# Document:
I (think) I understand why quantum mechanics become more and more important as the scale gets smaller and smaller.

I have wondered what role the Uncertainty Principle plays in the Big Bang, as I have the idea that the reason why time may not have existed “before” the Big Bang is similar to the idea of why the Uncertainty Principle dictates that if we measure–with precision–the velocity of a subatomic particle, then we are wildly inaccurate about its position . . . and if we measure this particle’s position with accuracy, then this measurement throws off the velocity.

When we consider these trade-offs, it seems–at least to me–that there is no way to define the passage of time in the singularity that created the current presentation of the Universe.

To properly measure time, we would need to measure a change in something. We can keep track of time with an hour glass, a sundial, or the decay of a radioactive isotope (along with many other ways to measure time).

The catch is that these methods are macroscopic.

So, how do we measure the progression of time when quantum mechanics dictates that the degree of accuracy in position is at the expense of accuracy in velocity, and vice-versa?

This means (to me) that time may as well not exist in the original singuarity. We have no way to distinguish the passage of a day from the passage of a million years.

But maybe I’m wrong.

No, no. Both you and Get_off_my_lawn are quite correct, Kevin.

The Hawking - Penrose Singularity theorem suffered from general Relativity’s inability to cope with the infinities found at the initial singularity. This was the Achilles heel of the theorem, so that despite appearing to be successful on some levels, it could never be a proper description of the origin of the universe.

For that Quantum Mechanics would have to be factored in.

This is exactly what I’m writing about in my other thread about Inflation theorem. It avoids the infinites of Singularity theorem so that the question, ‘What came before the Big Bang?’ is changed to ‘What came before Inflation began?’.

The kicker in Inflation theorem is that the hot Big Bang comes AFTER a brief period of inflation, when the universe grew from quantum size to bigger than the observable universe. Your comments are very timely, btw. I’ve just been discussing the inflationary phase of the universe’s evolution and I’m about to ask the question, ‘What’s Inflation got to do with the Big Bang?’.

Thank you,

Walter.

I have sometimes wondered if cosmic inflation is a result of the Universe spinning.

# Information shown:
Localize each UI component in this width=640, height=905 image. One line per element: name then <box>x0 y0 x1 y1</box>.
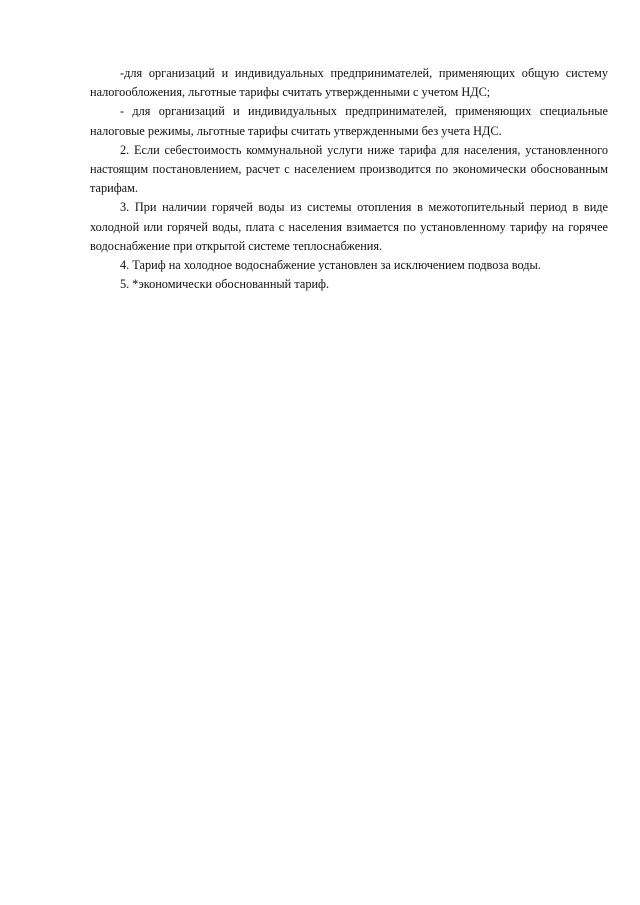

# Work to complete:
• 1. Copy out the Big Bang discussion word for word, everything from "The catch is" down to "origin of the universe.".
• 2. In the Big Bang discussion, what does Inflation theorem say comes after a brief period of inflation?
The listing has nothing to do with the Big Bang discussion.

# Responses:
• 1.
The catch is that these methods are macroscopic.

So, how do we measure the progression of time when quantum mechanics dictates that the degree of accuracy in position is at the expense of accuracy in velocity, and vice-versa?

This means (to me) that time may as well not exist in the original singuarity. We have no way to distinguish the passage of a day from the passage of a million years.

But maybe I’m wrong.

No, no. Both you and Get_off_my_lawn are quite correct, Kevin.

The Hawking - Penrose Singularity theorem suffered from general Relativity’s inability to cope with the infinities found at the initial singularity. This was the Achilles heel of the theorem, so that despite appearing to be successful on some levels, it could never be a proper description of the origin of the universe.

• 2. The hot Big Bang.